#### DOCUMENT TEXT
============

I confirm I see same on the agmini system. Two problems: (a) error message is wrong, it's a
short read, not a read error (clue: read() syscall does not return "no such file"). (b)
mlogger is supposed to write history in record-size blocks, read in the same record size
blocks. UNIX file semantics require that both reader and writer see read() and write() as
atomic, even on NFS, so mhttpd should never see partially written history records. I can
debug this on the agmini system. Probably should.
Problem (a) fixed in commit bb423c8680cc67220312534403840442868f2b3b, if you update, you
should see error messages about "short read" and the read sizes it reports are very
interesting, please put them in the elog here.
K.O.
> We sporadically (like once per few hours) have an error message when we access the
> history plots through mhttpd:
>
> 07:21:35.109 2023/08/03 [mhttpd,ERROR]
> [history_schema.cxx:2345:FileHistory::read_data,ERROR] Cannot read
> '/data2/history/mhf_1690890685_20230801_dc_hv.dat', read() errno 2 (No such file
> or directory)

============

#### DATA ROWS
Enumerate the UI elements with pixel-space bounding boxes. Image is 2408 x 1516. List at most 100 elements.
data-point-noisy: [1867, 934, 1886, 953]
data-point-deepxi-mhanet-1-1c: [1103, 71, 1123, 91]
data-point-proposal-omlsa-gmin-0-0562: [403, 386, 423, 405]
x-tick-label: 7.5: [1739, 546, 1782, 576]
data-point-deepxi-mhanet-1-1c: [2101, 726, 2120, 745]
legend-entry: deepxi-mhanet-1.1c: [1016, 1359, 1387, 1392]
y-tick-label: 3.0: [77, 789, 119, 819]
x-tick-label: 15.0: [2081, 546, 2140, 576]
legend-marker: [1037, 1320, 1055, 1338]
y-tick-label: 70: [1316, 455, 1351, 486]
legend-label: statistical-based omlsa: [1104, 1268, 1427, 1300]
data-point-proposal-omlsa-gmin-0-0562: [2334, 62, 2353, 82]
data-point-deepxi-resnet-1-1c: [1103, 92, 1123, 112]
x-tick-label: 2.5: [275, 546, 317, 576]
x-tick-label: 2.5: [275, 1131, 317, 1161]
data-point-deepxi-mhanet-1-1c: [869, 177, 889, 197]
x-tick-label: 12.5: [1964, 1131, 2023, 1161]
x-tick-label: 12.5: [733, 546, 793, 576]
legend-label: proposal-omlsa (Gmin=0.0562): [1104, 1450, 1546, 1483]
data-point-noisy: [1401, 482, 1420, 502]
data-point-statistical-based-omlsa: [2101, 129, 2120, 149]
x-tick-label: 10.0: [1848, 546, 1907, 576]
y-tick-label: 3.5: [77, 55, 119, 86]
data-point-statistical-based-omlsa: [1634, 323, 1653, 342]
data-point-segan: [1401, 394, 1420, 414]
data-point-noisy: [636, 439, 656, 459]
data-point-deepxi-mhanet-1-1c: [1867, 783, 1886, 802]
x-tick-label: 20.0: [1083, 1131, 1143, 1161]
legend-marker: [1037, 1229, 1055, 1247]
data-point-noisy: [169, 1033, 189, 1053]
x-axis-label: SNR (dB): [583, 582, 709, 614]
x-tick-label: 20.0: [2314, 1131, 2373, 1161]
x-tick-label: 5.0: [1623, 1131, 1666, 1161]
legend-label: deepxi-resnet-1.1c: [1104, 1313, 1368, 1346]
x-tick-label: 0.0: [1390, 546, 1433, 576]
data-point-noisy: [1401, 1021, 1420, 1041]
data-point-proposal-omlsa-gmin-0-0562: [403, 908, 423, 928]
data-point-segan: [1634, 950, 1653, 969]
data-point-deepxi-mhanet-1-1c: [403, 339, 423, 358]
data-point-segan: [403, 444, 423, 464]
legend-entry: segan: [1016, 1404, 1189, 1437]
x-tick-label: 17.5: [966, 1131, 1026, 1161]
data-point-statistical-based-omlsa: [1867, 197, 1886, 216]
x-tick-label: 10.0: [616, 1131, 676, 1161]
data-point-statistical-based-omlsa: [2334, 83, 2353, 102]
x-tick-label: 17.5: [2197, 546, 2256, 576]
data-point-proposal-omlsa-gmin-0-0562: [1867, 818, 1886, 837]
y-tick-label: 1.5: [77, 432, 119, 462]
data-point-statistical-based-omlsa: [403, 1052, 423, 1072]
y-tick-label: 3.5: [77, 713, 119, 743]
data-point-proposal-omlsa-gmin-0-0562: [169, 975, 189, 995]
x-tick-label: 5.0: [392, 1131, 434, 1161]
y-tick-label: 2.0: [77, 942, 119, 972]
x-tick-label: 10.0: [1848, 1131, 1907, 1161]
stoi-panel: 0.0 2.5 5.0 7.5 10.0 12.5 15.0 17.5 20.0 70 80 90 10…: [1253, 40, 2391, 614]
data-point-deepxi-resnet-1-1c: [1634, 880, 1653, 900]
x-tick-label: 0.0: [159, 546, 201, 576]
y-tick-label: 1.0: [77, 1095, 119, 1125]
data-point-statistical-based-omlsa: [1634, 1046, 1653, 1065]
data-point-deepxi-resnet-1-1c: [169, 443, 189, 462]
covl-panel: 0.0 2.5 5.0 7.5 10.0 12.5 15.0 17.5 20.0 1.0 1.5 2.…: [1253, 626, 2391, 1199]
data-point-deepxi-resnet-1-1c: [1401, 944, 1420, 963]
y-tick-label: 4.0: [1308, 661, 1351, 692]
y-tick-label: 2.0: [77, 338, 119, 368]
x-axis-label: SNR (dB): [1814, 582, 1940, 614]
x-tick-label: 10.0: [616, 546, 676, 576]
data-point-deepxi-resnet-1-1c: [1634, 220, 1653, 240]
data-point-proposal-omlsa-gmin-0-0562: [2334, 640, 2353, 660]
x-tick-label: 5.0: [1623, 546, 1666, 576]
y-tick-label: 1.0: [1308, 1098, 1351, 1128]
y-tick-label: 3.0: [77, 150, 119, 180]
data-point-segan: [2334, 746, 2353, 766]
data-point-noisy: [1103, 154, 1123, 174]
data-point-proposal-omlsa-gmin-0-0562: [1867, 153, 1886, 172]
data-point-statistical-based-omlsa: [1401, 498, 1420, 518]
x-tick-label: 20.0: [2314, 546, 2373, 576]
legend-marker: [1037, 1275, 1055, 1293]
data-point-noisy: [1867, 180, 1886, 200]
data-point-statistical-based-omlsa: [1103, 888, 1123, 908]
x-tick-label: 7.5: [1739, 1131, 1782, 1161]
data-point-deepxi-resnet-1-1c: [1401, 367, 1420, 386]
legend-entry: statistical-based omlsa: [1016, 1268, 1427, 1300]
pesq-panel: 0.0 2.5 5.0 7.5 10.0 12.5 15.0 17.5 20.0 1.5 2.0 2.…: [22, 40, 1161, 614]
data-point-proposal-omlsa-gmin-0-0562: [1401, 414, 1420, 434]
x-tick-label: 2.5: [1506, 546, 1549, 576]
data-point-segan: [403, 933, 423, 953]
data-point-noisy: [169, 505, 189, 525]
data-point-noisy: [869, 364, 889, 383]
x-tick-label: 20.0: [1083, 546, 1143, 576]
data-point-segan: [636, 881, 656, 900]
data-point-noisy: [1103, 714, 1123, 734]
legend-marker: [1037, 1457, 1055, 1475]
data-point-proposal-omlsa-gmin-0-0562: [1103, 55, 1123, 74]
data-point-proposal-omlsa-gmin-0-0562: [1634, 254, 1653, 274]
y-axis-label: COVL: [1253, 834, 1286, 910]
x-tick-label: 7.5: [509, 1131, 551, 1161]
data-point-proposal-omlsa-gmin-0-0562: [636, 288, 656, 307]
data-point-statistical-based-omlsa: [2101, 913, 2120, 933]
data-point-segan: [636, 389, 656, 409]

============

#### INSTRUCTION 1
Reproduce the stretch of the forum thread about the history read error from "Problem (a) fixed" through "the elog here.".
#### INSTRUCTION 2
Carry on the forum thread about the history read error from the point where it stops.
The records are separate material with no connection to the forum thread about the history read error.

#### REPLY 1
Problem (a) fixed in commit bb423c8680cc67220312534403840442868f2b3b, if you update, you
should see error messages about "short read" and the read sizes it reports are very
interesting, please put them in the elog here.

#### REPLY 2
>
> When I log in to the machine, I properly see the file and also can access it
>
> [meg@megon02 history]$ ls -l mhf_1690890685_20230801_dc_hv.dat
> -rw-rw-r--. 1 meg meg 34176312 Aug 3 07:23 mhf_1690890685_20230801_dc_hv.dat
>
> and I also can dump that file.
>
> When I try again with mhttpd, I properly see that file.
>
> Now in principle this is not a problem, but the error message is annoying, since this
> is the only error we get in 24 hours. I attached a 24h log to see what I mean. If this
> is an OS issue, I wonder if we should add code to retry the file access in case we get
> that error.
>
> Anybody seen a similar thing?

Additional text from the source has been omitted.